## [Exercise goal]
Count lines, not occurrences: give the number of lines holding the word "PREVALENCIA", and nothing besides.

(Source data)
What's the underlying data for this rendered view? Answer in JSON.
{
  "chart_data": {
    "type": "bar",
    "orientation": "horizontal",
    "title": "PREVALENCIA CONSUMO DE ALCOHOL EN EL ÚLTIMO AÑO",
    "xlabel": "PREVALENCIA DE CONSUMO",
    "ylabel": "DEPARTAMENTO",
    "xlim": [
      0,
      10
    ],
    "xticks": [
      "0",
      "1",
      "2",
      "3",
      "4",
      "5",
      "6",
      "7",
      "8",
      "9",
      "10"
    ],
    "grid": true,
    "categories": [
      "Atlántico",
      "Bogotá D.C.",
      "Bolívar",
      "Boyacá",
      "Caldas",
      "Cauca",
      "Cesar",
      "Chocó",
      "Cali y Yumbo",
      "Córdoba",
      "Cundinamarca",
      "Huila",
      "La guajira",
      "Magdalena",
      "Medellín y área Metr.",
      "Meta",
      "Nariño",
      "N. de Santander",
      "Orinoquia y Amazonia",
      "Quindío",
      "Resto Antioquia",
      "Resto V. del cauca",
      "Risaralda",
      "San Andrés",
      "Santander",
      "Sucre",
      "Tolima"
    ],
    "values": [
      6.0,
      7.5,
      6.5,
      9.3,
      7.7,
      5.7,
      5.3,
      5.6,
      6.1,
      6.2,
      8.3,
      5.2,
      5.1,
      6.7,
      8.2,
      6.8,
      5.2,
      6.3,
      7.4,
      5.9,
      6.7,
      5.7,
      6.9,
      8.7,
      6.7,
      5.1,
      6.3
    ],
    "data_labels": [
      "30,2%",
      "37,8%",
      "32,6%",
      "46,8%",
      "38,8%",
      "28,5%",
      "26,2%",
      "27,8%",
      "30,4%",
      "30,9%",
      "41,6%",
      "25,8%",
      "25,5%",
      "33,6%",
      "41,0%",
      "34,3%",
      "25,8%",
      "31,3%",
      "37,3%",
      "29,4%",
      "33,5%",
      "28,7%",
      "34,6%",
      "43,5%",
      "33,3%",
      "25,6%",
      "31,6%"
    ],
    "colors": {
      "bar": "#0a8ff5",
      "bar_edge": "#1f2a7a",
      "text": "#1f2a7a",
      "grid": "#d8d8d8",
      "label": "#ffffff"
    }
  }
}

## [Exercise solution]
2